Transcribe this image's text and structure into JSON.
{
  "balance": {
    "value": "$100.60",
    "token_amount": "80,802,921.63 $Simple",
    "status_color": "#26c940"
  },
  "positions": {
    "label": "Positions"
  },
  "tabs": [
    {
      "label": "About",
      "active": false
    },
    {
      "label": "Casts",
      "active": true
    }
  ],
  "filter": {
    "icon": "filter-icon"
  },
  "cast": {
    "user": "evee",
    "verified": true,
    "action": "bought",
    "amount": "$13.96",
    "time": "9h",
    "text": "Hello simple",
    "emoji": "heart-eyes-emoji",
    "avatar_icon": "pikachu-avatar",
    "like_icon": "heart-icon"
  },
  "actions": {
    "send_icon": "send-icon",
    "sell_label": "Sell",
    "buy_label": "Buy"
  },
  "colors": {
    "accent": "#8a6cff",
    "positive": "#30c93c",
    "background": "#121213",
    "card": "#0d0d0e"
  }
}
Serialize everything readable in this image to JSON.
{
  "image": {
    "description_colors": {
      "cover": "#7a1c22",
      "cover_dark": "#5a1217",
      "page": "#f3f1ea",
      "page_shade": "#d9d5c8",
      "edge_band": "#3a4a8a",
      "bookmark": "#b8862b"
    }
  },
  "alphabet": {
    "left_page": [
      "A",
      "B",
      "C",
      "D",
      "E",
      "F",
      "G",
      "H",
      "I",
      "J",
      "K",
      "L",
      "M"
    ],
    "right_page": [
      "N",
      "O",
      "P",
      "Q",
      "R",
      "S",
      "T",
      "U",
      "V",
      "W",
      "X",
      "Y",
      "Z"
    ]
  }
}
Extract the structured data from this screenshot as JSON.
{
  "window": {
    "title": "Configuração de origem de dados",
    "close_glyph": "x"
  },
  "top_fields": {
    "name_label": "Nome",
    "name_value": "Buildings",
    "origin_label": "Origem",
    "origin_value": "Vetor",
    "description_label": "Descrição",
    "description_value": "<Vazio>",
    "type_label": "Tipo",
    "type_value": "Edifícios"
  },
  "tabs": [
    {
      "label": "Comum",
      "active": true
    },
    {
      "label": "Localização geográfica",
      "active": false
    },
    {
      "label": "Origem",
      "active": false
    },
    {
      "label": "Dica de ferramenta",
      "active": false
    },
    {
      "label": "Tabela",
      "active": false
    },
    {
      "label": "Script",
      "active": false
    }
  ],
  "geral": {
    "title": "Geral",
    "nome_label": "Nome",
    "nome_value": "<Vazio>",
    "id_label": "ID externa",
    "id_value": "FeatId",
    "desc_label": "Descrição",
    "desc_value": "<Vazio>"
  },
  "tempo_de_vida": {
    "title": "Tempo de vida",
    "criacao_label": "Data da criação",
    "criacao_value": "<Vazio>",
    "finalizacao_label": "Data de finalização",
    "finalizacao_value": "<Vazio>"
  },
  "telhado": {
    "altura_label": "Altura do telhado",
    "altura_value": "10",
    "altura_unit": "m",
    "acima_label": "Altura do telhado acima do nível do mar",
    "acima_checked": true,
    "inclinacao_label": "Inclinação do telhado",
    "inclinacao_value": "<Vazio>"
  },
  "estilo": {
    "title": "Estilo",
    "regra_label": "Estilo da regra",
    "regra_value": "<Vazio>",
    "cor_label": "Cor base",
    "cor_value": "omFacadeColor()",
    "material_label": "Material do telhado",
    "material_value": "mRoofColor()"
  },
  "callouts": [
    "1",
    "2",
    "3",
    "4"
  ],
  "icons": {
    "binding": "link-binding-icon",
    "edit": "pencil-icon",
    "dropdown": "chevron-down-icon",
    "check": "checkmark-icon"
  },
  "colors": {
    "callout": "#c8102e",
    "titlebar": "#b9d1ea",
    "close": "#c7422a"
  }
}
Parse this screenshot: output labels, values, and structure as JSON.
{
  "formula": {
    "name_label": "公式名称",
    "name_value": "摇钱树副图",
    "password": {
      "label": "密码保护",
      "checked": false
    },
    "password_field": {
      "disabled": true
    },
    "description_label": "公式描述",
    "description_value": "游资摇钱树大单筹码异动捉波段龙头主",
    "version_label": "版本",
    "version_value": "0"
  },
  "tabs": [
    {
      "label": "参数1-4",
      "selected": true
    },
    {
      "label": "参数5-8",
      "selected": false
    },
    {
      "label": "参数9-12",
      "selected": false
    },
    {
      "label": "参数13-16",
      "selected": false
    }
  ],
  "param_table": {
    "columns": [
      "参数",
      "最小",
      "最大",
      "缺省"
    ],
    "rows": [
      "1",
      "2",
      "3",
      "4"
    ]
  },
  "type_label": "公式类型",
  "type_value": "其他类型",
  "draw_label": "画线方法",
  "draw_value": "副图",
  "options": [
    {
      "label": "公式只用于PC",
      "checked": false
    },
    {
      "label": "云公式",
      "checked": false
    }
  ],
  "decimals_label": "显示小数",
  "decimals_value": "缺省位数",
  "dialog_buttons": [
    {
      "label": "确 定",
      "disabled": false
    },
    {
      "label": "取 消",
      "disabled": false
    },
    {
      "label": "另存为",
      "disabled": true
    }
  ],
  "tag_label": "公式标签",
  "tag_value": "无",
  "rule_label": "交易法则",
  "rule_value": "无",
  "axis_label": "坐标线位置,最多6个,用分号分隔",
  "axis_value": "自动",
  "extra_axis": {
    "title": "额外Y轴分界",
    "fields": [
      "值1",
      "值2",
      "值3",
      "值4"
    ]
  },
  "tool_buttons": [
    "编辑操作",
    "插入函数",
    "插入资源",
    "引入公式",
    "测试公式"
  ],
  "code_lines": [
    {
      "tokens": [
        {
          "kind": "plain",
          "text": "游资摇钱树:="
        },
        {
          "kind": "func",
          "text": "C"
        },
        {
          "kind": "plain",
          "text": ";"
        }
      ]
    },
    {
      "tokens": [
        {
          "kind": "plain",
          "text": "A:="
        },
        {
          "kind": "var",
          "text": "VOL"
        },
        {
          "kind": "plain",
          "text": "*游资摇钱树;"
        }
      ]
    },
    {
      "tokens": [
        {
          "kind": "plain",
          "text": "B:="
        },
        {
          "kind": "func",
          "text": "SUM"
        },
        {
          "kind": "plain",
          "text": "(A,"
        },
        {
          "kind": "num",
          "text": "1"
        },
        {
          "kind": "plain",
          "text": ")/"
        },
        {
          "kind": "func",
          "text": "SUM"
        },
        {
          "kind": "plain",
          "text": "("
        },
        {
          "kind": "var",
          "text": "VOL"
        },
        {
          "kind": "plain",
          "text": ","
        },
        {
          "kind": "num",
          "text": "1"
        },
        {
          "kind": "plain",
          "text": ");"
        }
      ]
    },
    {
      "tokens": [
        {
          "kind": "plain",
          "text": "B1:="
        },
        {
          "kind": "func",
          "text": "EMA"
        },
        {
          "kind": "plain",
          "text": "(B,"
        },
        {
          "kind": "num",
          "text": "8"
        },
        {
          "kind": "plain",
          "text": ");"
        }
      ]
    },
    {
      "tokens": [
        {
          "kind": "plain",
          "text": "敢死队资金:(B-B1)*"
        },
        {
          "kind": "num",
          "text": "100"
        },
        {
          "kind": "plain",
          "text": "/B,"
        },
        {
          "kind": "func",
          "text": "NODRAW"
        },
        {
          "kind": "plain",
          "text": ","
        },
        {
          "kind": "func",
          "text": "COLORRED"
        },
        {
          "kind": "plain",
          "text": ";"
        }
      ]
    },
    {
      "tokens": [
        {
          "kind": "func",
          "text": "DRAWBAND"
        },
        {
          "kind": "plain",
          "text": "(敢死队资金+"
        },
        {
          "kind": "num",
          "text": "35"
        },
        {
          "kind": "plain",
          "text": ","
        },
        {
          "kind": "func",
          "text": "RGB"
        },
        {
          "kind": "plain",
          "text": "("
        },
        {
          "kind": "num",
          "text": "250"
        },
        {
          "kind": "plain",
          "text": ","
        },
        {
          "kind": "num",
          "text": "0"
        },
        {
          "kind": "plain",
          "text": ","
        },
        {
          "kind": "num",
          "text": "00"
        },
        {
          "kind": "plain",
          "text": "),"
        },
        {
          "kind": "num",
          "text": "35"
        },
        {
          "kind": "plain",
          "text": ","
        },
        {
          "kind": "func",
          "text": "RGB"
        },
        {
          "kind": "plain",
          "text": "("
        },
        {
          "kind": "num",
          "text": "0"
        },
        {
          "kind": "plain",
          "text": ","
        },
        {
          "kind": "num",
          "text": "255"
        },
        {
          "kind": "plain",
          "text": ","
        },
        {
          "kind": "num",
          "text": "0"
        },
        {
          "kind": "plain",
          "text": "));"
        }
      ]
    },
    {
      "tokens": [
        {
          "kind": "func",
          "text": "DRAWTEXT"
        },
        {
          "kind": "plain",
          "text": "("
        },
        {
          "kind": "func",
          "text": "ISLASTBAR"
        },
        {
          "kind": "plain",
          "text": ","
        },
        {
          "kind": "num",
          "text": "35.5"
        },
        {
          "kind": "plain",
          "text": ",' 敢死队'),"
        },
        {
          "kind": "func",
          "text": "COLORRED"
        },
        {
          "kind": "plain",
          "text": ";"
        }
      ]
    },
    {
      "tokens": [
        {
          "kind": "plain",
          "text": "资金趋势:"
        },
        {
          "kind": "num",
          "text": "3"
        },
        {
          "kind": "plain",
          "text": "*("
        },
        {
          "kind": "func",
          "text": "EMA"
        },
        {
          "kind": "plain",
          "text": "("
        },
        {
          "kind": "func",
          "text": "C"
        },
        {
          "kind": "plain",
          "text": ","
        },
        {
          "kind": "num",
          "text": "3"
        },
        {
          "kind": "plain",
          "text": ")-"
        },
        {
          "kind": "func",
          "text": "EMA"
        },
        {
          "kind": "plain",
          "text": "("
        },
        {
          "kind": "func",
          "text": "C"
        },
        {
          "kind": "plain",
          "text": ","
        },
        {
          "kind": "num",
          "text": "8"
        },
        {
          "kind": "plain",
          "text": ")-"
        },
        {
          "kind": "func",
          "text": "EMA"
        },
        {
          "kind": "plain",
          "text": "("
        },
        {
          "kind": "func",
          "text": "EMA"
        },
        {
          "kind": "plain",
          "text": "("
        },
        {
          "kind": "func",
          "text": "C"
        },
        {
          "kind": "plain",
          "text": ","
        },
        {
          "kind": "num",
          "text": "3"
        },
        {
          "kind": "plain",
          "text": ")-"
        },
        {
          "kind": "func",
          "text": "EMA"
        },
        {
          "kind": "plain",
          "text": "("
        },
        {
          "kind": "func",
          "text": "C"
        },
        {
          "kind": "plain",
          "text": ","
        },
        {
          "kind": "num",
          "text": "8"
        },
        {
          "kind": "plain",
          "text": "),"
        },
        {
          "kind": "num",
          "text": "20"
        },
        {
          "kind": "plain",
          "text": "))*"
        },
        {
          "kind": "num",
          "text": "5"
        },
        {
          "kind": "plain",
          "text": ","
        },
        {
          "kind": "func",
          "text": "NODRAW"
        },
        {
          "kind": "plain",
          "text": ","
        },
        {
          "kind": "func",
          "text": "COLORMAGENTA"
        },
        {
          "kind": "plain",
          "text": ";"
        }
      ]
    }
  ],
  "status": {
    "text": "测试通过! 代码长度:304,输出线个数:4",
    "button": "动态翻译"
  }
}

## Required work
Pull out all lines from the listing that contain the string "Vazio".

## Task answer
    "description_value": "<Vazio>",
    "nome_value": "<Vazio>",
    "desc_value": "<Vazio>"
    "criacao_value": "<Vazio>",
    "finalizacao_value": "<Vazio>"
    "inclinacao_value": "<Vazio>"
    "regra_value": "<Vazio>",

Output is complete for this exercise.